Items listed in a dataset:
>>>

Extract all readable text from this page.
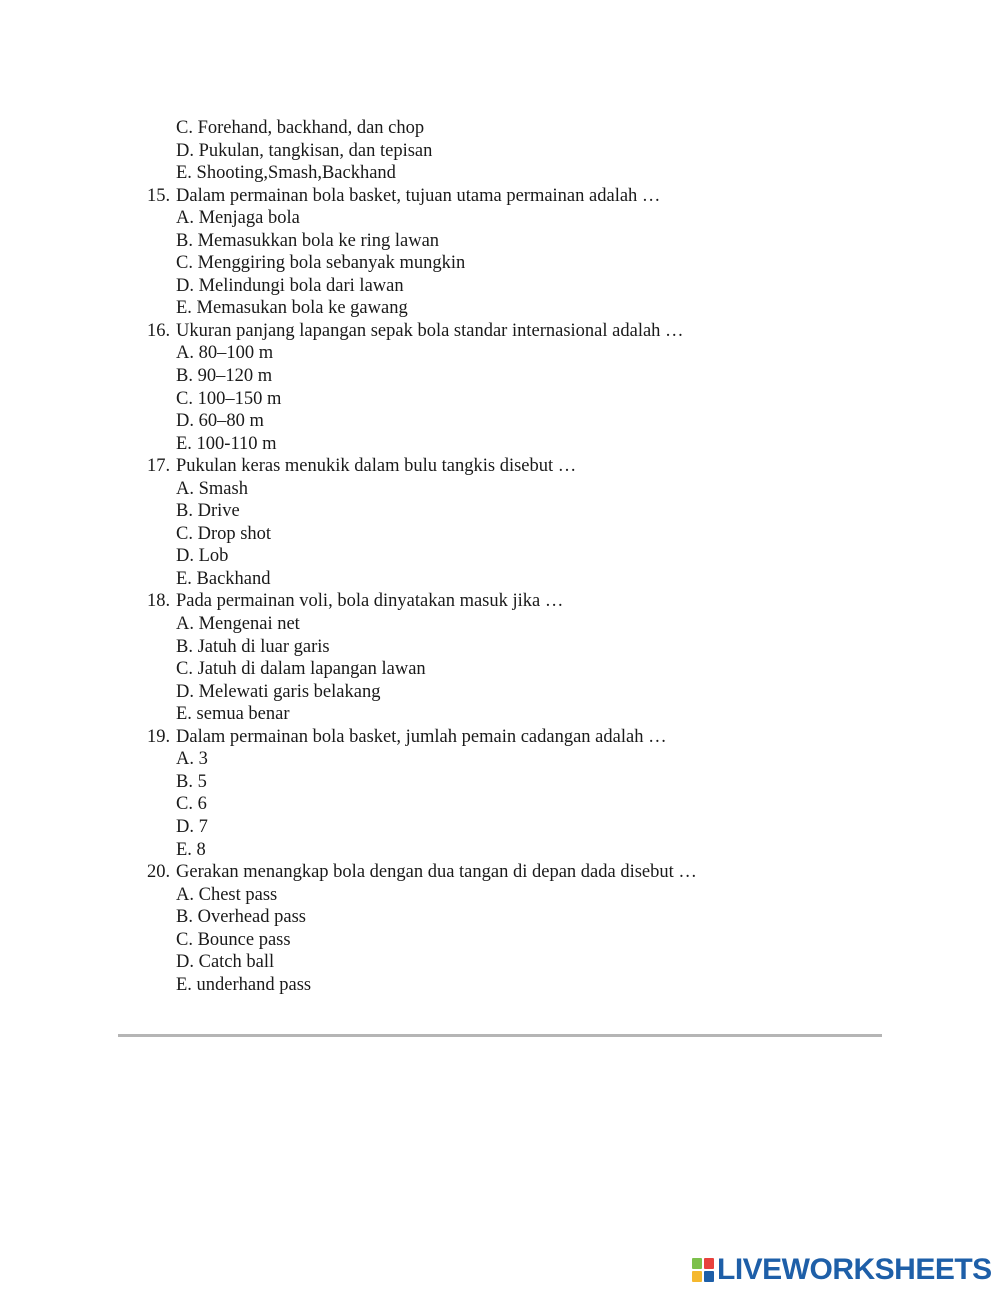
C. Forehand, backhand, dan chop
D. Pukulan, tangkisan, dan tepisan
E. Shooting,Smash,Backhand
15. Dalam permainan bola basket, tujuan utama permainan adalah …
A. Menjaga bola
B. Memasukkan bola ke ring lawan
C. Menggiring bola sebanyak mungkin
D. Melindungi bola dari lawan
E. Memasukan bola ke gawang
16. Ukuran panjang lapangan sepak bola standar internasional adalah …
A. 80–100 m
B. 90–120 m
C. 100–150 m
D. 60–80 m
E. 100-110 m
17. Pukulan keras menukik dalam bulu tangkis disebut …
A. Smash
B. Drive
C. Drop shot
D. Lob
E. Backhand
18. Pada permainan voli, bola dinyatakan masuk jika …
A. Mengenai net
B. Jatuh di luar garis
C. Jatuh di dalam lapangan lawan
D. Melewati garis belakang
E. semua benar
19. Dalam permainan bola basket, jumlah pemain cadangan adalah …
A. 3
B. 5
C. 6
D. 7
E. 8
20. Gerakan menangkap bola dengan dua tangan di depan dada disebut …
A. Chest pass
B. Overhead pass
C. Bounce pass
D. Catch ball
E. underhand pass
LIVEWORKSHEETS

<<<

__Written exercise__: Reproduce the material word for word, minus the images.

__The output__:
Extract all readable text from this page.
C. Forehand, backhand, dan chop
D. Pukulan, tangkisan, dan tepisan
E. Shooting,Smash,Backhand
15. Dalam permainan bola basket, tujuan utama permainan adalah …
A. Menjaga bola
B. Memasukkan bola ke ring lawan
C. Menggiring bola sebanyak mungkin
D. Melindungi bola dari lawan
E. Memasukan bola ke gawang
16. Ukuran panjang lapangan sepak bola standar internasional adalah …
A. 80–100 m
B. 90–120 m
C. 100–150 m
D. 60–80 m
E. 100-110 m
17. Pukulan keras menukik dalam bulu tangkis disebut …
A. Smash
B. Drive
C. Drop shot
D. Lob
E. Backhand
18. Pada permainan voli, bola dinyatakan masuk jika …
A. Mengenai net
B. Jatuh di luar garis
C. Jatuh di dalam lapangan lawan
D. Melewati garis belakang
E. semua benar
19. Dalam permainan bola basket, jumlah pemain cadangan adalah …
A. 3
B. 5
C. 6
D. 7
E. 8
20. Gerakan menangkap bola dengan dua tangan di depan dada disebut …
A. Chest pass
B. Overhead pass
C. Bounce pass
D. Catch ball
E. underhand pass
LIVEWORKSHEETS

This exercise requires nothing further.